-- Excerpted records start --

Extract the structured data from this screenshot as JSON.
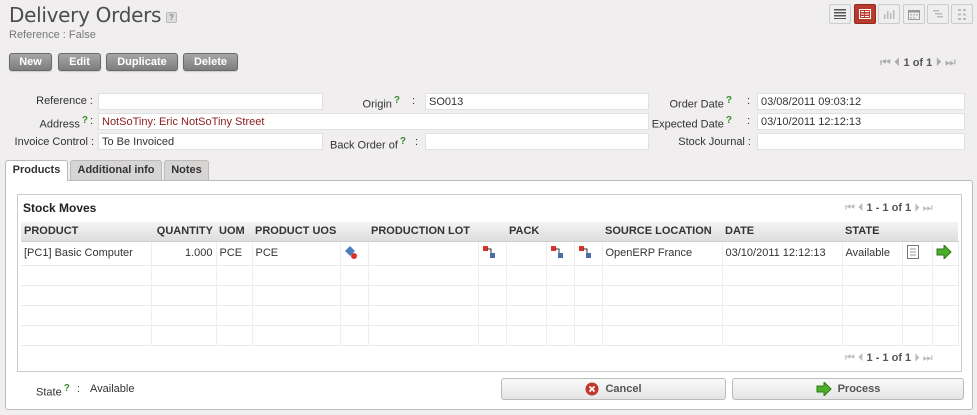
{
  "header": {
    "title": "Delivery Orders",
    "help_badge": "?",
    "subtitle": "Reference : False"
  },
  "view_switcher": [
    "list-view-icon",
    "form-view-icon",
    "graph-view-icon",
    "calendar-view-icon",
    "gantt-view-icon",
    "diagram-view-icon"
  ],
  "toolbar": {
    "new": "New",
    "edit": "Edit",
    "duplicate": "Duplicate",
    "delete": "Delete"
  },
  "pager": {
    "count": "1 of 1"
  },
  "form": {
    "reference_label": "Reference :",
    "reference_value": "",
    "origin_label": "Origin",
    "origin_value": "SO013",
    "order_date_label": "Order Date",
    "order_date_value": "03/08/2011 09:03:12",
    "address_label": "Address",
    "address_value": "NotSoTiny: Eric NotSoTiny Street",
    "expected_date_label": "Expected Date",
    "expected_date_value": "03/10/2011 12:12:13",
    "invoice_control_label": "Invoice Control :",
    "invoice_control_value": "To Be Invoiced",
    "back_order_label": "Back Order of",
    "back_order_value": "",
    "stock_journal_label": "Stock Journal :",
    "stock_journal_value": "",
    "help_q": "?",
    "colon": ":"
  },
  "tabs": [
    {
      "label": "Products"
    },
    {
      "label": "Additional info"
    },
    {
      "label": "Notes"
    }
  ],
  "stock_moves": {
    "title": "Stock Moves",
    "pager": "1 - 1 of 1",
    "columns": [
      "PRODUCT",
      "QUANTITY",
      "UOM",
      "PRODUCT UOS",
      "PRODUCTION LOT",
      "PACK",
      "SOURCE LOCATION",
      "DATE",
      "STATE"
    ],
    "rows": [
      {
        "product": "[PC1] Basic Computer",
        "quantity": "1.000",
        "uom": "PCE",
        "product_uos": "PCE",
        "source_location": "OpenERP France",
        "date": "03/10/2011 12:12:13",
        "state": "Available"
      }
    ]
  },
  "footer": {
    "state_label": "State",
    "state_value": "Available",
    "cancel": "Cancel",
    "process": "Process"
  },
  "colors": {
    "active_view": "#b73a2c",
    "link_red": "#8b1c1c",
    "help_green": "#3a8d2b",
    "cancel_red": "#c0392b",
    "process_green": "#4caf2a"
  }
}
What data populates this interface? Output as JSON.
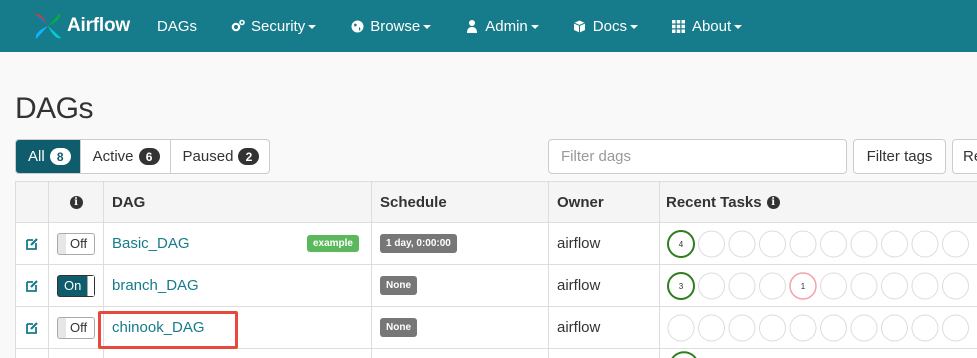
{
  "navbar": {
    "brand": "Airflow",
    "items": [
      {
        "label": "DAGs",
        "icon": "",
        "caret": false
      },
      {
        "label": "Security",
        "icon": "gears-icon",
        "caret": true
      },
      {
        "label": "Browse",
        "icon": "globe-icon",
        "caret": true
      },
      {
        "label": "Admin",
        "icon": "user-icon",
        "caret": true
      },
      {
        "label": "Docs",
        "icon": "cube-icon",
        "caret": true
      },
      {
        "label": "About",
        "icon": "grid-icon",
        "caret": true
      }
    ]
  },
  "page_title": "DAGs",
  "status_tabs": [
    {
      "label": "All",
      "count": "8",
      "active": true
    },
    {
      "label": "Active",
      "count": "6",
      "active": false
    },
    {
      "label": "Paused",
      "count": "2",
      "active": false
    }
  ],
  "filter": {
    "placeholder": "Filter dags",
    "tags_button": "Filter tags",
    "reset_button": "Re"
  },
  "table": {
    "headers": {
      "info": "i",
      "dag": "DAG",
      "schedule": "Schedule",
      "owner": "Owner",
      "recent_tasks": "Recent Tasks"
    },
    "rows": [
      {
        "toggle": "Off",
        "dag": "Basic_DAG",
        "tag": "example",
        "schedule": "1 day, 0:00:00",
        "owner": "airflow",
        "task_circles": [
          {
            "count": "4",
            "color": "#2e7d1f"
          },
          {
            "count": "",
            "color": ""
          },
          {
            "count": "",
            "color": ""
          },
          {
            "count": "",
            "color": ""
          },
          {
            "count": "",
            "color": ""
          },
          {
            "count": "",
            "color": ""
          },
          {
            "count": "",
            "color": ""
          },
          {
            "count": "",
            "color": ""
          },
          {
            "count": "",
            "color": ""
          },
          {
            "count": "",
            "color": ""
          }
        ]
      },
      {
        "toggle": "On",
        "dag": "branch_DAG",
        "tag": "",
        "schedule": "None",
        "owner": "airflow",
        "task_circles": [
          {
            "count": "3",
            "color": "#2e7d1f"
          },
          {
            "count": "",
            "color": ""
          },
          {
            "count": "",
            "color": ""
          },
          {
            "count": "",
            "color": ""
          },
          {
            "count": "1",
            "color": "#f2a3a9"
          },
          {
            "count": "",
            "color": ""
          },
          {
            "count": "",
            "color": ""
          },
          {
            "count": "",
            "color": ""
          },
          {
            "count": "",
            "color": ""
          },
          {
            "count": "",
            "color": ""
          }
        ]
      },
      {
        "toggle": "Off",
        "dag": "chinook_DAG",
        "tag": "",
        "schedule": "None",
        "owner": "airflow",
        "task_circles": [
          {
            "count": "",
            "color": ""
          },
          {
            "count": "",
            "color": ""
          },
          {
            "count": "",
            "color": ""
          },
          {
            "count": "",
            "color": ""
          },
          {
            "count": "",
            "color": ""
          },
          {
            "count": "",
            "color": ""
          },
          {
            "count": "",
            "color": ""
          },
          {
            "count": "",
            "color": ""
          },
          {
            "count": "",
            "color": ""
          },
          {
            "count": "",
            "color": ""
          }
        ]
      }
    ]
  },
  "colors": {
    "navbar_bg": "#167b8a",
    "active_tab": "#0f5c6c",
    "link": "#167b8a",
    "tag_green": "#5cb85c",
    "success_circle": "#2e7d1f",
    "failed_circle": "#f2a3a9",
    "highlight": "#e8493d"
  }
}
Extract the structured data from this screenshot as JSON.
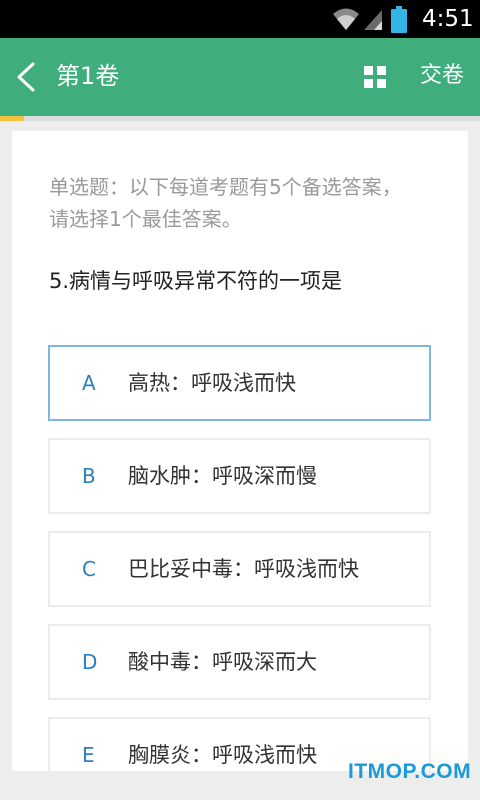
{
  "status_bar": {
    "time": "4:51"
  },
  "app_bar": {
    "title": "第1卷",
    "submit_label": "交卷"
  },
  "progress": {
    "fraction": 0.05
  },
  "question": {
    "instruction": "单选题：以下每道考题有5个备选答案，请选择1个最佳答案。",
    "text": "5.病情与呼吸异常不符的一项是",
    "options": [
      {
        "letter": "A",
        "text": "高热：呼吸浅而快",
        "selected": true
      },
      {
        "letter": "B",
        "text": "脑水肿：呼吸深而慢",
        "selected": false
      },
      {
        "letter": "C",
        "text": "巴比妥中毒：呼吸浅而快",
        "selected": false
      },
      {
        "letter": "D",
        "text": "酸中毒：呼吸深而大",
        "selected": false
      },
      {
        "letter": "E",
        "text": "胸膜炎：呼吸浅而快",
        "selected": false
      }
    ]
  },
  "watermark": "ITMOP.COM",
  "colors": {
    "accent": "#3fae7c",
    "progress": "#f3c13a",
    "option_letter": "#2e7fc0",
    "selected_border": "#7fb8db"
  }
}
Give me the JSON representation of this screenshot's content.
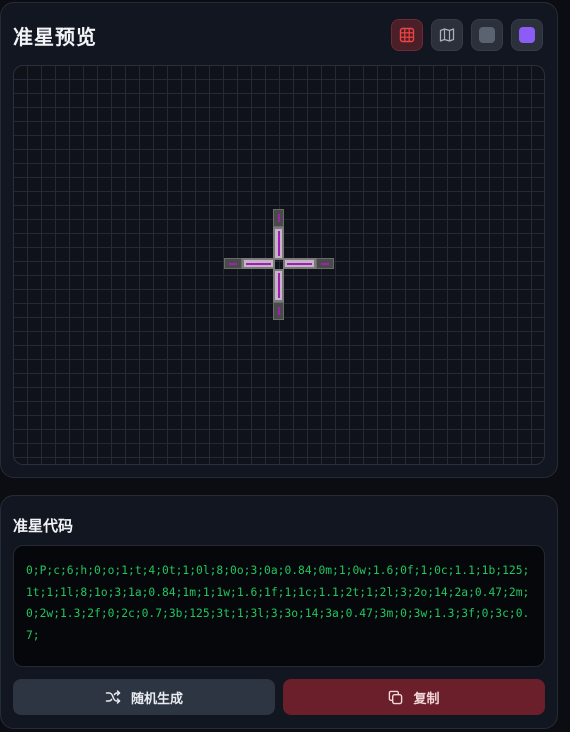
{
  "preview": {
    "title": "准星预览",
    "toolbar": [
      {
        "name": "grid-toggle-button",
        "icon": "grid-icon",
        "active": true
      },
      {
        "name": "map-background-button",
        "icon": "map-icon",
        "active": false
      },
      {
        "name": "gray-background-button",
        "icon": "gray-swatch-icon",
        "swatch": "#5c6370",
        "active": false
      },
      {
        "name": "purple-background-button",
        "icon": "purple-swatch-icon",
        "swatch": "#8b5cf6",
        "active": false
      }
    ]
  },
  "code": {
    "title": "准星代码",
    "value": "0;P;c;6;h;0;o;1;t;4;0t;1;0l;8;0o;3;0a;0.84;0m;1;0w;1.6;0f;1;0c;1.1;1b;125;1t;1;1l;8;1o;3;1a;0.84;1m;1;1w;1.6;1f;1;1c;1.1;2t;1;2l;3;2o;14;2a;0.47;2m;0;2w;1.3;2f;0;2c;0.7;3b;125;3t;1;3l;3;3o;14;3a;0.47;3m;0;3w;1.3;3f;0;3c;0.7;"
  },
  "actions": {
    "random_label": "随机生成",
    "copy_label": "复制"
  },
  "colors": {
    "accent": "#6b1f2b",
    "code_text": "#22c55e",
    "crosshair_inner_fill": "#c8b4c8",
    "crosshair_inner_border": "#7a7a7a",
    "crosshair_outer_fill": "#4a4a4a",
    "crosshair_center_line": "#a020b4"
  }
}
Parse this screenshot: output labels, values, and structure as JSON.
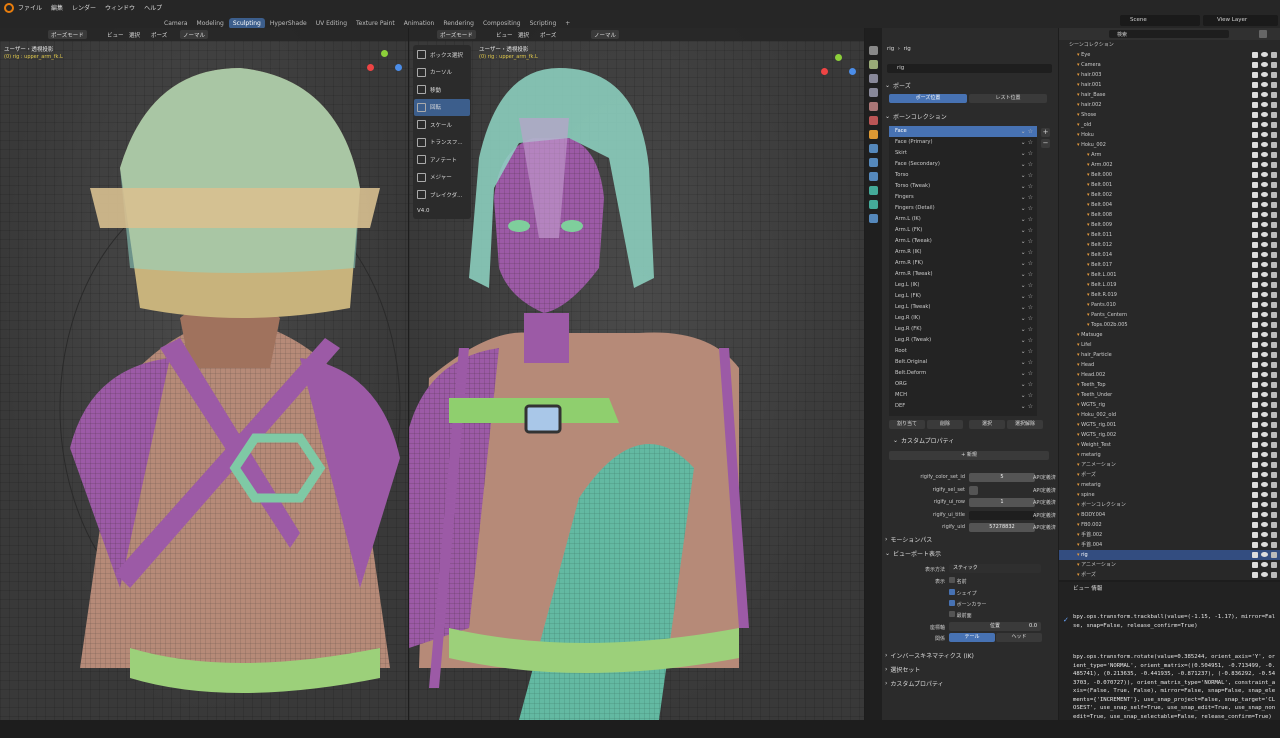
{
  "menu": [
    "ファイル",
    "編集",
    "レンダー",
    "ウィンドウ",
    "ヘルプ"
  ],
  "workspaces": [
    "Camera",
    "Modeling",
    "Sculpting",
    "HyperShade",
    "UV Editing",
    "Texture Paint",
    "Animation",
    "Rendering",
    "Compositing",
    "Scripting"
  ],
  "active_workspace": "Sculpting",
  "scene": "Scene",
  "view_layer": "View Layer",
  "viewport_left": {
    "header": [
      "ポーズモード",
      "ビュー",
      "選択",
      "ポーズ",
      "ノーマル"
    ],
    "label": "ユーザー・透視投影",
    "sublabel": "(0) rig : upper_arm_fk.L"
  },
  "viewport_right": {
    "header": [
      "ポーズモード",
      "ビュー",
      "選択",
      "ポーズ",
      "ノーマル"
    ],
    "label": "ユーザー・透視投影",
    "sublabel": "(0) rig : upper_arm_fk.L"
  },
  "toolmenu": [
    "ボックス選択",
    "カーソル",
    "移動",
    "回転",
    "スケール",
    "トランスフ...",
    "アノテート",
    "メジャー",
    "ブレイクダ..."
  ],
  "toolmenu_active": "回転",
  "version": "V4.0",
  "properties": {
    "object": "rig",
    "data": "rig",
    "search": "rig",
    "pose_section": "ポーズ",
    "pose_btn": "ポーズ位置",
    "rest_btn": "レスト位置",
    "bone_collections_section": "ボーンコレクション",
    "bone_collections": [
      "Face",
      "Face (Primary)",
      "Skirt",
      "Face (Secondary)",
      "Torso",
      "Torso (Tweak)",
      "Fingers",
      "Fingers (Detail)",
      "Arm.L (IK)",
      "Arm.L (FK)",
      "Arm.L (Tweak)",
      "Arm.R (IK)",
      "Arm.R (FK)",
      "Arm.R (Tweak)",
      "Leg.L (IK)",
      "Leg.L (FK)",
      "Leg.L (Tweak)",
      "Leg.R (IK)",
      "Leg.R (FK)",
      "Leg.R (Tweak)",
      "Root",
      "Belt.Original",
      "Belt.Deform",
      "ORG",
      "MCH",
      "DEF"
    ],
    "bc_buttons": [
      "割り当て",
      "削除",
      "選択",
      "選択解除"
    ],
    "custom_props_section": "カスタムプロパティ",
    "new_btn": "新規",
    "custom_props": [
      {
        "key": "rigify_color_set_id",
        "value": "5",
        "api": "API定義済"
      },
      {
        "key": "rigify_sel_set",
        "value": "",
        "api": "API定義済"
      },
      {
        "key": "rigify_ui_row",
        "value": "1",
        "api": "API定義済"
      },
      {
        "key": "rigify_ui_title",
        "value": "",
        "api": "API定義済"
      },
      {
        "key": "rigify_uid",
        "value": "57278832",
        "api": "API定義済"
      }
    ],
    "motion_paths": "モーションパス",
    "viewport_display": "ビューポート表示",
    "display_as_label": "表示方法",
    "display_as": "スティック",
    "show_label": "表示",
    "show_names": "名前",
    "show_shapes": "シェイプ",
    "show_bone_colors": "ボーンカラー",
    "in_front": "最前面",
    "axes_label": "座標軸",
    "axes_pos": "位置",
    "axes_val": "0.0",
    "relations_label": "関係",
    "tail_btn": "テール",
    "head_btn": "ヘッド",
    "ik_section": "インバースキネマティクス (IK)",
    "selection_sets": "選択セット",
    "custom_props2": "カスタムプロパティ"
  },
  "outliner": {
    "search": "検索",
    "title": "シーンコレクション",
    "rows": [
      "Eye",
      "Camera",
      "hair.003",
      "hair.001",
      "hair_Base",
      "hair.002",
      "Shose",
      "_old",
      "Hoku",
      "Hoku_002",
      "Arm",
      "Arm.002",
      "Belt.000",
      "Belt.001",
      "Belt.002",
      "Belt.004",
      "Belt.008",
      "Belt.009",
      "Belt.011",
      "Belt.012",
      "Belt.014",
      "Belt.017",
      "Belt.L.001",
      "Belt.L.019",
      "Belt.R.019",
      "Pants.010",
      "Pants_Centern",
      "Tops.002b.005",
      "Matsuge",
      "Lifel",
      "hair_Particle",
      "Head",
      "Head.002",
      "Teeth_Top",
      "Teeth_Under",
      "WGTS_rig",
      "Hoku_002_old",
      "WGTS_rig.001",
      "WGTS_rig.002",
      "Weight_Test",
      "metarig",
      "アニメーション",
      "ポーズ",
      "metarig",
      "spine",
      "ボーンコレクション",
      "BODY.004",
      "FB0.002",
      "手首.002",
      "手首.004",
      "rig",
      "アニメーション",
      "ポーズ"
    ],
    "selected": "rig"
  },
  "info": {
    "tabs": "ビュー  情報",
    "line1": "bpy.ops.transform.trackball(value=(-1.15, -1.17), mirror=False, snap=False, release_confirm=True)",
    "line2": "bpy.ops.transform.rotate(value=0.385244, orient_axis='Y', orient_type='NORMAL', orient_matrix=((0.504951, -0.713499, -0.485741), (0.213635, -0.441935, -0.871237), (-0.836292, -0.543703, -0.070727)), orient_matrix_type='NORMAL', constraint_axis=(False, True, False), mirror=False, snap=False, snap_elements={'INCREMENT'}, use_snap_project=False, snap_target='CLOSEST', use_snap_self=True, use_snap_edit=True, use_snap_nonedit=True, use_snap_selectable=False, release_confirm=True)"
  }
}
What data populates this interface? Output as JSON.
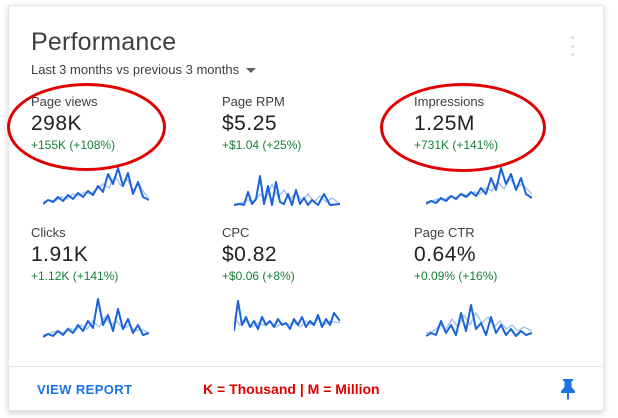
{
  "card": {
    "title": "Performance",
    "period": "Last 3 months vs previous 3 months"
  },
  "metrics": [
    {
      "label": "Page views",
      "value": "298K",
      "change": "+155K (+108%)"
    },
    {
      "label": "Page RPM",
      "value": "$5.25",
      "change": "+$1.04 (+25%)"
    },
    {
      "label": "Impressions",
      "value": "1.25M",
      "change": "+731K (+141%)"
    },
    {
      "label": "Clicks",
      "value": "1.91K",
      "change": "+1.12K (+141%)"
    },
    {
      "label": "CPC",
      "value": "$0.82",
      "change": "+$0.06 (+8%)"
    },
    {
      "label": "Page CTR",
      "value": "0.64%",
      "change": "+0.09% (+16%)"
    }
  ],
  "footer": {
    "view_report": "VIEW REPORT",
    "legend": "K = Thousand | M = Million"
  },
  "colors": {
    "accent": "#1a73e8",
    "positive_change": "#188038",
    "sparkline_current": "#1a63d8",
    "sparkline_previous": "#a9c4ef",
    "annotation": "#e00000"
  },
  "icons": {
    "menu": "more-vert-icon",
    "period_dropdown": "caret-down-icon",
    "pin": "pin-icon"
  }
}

-- Excerpted records end --

Goal -
Gather each line that holds "screenshot".

Answer for the task -
Extract the structured data from this screenshot as JSON.
Extract the structured data from this screenshot as JSON.
Give me the JSON representation of this screenshot's content.
Parse this screenshot: output labels, values, and structure as JSON.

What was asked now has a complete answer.